▸ **EXERCISE DESCRIPTION**
Which lines below hold the word "marker"? Report each one.
§ §
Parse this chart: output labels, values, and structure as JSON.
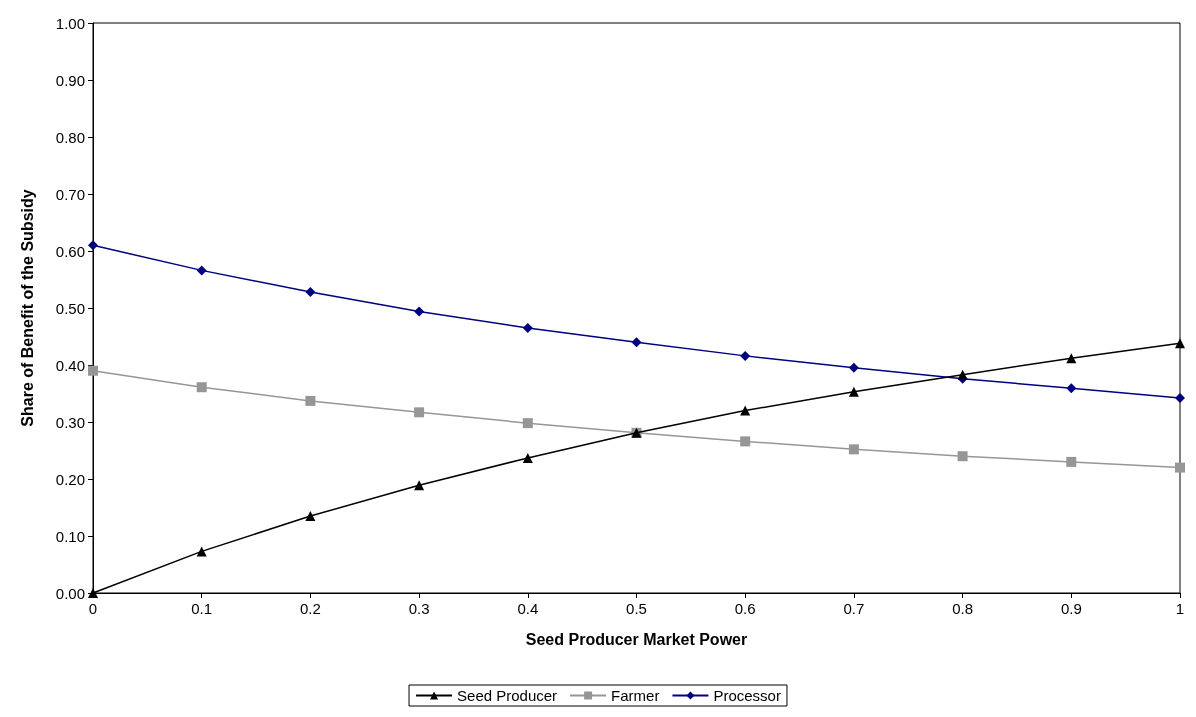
{
  "chart_data": {
    "type": "line",
    "xlabel": "Seed Producer Market Power",
    "ylabel": "Share of Benefit of the Subsidy",
    "x": [
      0,
      0.1,
      0.2,
      0.3,
      0.4,
      0.5,
      0.6,
      0.7,
      0.8,
      0.9,
      1
    ],
    "series": [
      {
        "name": "Seed Producer",
        "color": "#000000",
        "marker": "triangle",
        "values": [
          0,
          0.073,
          0.135,
          0.189,
          0.237,
          0.281,
          0.32,
          0.353,
          0.383,
          0.412,
          0.438
        ]
      },
      {
        "name": "Farmer",
        "color": "#969696",
        "marker": "square",
        "values": [
          0.39,
          0.361,
          0.337,
          0.317,
          0.298,
          0.281,
          0.266,
          0.252,
          0.24,
          0.23,
          0.22
        ]
      },
      {
        "name": "Processor",
        "color": "#000080",
        "marker": "diamond",
        "values": [
          0.61,
          0.566,
          0.528,
          0.494,
          0.465,
          0.44,
          0.416,
          0.395,
          0.376,
          0.359,
          0.342
        ]
      }
    ],
    "xlim": [
      0,
      1
    ],
    "xticks": [
      0,
      0.1,
      0.2,
      0.3,
      0.4,
      0.5,
      0.6,
      0.7,
      0.8,
      0.9,
      1
    ],
    "ylim": [
      0,
      1
    ],
    "yticks": [
      {
        "value": 0,
        "label": "0.00"
      },
      {
        "value": 0.1,
        "label": "0.10"
      },
      {
        "value": 0.2,
        "label": "0.20"
      },
      {
        "value": 0.3,
        "label": "0.30"
      },
      {
        "value": 0.4,
        "label": "0.40"
      },
      {
        "value": 0.5,
        "label": "0.50"
      },
      {
        "value": 0.6,
        "label": "0.60"
      },
      {
        "value": 0.7,
        "label": "0.70"
      },
      {
        "value": 0.8,
        "label": "0.80"
      },
      {
        "value": 0.9,
        "label": "0.90"
      },
      {
        "value": 1,
        "label": "1.00"
      }
    ],
    "grid": false,
    "legend": "bottom",
    "line_style": "solid"
  }
}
§ §
▸ **ANSWER IN FULL**
        "marker": "triangle",
        "marker": "square",
        "marker": "diamond",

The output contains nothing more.